**Given request:** Copy out each line that includes the word "JSON".

<<<<

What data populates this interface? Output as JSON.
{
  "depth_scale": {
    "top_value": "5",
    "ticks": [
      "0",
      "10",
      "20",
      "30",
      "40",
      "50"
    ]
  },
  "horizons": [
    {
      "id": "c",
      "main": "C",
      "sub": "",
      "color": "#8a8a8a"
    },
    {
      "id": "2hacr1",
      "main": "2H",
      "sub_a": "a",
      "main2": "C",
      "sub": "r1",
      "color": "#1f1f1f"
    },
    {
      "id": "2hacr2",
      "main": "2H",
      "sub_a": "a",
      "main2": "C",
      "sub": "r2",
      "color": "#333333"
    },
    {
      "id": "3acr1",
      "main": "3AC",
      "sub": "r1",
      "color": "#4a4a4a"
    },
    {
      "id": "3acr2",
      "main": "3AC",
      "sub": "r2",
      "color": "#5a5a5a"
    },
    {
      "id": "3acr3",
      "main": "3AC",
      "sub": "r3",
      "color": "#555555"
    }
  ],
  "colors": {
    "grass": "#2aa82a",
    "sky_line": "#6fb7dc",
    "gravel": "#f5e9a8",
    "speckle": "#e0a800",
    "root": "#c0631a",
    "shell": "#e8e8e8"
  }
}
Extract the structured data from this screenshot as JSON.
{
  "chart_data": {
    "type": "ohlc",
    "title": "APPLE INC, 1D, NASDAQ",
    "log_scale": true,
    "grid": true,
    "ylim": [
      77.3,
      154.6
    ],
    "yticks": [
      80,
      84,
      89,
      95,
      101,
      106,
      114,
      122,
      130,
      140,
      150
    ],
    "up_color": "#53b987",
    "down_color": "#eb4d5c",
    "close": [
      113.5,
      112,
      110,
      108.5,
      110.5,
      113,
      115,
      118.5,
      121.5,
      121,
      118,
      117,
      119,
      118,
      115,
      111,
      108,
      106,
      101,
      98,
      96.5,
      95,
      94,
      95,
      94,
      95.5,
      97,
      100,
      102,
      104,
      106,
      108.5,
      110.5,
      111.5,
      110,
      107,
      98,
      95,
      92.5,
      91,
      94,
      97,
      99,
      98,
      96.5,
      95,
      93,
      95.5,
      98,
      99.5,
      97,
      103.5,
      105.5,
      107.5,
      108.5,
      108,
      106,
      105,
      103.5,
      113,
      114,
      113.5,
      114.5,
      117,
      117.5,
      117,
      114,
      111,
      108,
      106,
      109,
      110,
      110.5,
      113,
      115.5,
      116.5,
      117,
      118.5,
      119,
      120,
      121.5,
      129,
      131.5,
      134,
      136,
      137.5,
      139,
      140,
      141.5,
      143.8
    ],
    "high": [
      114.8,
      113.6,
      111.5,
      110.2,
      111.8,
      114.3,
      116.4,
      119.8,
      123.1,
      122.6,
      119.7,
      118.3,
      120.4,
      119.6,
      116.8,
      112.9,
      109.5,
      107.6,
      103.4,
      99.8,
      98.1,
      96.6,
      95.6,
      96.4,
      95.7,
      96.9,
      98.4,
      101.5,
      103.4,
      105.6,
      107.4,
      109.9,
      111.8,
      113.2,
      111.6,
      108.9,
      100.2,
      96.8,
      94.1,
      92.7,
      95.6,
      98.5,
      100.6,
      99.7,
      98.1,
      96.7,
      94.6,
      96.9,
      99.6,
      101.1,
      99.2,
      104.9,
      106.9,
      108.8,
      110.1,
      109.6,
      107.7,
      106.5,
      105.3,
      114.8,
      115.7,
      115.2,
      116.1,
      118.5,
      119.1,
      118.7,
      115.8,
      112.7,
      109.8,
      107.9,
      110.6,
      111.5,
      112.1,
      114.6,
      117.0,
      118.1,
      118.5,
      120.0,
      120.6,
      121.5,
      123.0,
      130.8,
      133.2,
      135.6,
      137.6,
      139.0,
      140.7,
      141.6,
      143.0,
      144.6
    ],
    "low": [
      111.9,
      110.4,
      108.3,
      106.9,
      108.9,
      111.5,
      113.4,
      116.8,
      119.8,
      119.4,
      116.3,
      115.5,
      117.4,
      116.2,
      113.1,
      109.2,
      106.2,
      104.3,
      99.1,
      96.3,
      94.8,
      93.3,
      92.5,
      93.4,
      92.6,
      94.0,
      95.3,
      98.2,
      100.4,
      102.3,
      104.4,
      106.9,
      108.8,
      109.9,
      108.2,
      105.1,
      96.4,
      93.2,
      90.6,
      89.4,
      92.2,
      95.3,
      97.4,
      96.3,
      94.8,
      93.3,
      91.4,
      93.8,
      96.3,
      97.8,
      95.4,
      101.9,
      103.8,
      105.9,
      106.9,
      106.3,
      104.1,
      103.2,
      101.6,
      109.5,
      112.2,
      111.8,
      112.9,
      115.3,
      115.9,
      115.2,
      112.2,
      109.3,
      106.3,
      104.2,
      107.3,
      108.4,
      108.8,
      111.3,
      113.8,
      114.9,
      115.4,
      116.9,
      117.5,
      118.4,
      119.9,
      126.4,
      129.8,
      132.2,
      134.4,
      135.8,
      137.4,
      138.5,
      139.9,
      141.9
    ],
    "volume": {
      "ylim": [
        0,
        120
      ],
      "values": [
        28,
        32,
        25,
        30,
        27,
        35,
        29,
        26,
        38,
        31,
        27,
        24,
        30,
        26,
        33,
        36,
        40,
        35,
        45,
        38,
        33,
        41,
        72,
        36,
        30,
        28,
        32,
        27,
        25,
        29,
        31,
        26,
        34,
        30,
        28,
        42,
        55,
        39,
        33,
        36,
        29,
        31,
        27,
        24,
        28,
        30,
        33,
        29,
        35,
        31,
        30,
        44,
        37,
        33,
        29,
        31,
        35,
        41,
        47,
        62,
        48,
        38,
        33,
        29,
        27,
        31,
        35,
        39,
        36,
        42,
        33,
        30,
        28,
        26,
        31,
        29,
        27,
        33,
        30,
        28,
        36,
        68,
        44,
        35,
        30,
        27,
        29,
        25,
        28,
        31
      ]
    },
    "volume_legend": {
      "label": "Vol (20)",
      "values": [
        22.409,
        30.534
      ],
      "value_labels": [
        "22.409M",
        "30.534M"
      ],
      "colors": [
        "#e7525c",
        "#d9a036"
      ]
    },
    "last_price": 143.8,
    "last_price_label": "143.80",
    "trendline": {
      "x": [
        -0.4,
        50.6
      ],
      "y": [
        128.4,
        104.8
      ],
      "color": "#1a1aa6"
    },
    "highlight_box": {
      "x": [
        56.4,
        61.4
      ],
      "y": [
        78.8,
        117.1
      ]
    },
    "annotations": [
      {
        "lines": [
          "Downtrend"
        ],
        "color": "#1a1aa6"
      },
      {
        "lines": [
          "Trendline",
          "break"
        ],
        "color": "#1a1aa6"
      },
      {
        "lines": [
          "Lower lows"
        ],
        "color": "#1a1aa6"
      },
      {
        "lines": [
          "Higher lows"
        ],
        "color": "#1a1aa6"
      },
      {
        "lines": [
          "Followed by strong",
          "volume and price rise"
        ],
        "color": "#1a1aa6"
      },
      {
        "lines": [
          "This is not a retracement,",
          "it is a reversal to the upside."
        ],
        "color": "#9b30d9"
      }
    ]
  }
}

>>>>
<<<<

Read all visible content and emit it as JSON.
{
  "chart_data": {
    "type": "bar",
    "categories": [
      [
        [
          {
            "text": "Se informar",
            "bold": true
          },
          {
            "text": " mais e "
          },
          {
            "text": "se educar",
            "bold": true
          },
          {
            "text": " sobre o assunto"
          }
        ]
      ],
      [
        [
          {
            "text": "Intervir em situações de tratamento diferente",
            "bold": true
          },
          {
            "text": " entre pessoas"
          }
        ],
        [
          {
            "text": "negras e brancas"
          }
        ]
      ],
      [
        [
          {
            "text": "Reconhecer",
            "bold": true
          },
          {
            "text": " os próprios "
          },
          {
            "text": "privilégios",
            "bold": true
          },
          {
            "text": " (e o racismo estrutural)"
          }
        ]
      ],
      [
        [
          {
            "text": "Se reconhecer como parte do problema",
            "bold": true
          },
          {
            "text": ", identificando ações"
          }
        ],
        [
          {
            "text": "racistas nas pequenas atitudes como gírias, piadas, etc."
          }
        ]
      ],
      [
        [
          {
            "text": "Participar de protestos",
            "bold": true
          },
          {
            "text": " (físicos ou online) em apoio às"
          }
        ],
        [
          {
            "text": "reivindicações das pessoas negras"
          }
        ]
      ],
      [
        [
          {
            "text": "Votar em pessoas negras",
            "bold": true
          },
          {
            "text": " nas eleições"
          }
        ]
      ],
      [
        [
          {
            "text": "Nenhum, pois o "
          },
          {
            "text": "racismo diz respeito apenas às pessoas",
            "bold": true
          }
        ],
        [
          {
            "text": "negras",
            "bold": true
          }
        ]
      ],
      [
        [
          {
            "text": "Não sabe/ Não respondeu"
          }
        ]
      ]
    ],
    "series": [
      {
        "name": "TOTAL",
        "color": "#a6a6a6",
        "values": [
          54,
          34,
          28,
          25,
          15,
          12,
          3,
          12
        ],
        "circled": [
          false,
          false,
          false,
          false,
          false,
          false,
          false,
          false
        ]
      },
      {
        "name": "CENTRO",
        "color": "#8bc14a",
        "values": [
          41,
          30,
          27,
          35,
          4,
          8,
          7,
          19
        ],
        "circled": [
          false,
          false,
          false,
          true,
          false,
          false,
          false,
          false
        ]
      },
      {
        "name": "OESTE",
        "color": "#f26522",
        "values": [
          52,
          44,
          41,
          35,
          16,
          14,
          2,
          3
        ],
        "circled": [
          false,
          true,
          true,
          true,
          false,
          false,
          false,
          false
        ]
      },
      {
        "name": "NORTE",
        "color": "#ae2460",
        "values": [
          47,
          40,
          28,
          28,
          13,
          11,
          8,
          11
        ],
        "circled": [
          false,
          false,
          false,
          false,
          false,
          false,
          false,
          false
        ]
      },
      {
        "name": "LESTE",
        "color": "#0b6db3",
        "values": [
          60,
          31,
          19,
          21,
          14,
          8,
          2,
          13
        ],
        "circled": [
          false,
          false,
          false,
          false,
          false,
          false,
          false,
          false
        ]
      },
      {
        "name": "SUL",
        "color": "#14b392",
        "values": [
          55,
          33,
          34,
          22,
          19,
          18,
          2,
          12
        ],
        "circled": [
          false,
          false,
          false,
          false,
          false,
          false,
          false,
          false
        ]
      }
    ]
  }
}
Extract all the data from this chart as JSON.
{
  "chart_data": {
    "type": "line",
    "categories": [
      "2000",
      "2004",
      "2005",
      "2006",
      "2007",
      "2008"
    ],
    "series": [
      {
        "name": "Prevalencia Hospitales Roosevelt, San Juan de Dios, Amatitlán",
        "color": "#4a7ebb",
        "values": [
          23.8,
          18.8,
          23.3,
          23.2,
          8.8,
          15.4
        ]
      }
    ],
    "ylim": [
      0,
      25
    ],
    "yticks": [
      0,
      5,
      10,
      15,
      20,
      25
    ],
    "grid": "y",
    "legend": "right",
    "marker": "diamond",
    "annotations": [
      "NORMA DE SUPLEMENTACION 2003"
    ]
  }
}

>>>>

**Written answer:**
What data populates this interface? Output as JSON.
Extract the structured data from this screenshot as JSON.
Read all visible content and emit it as JSON.
Extract all the data from this chart as JSON.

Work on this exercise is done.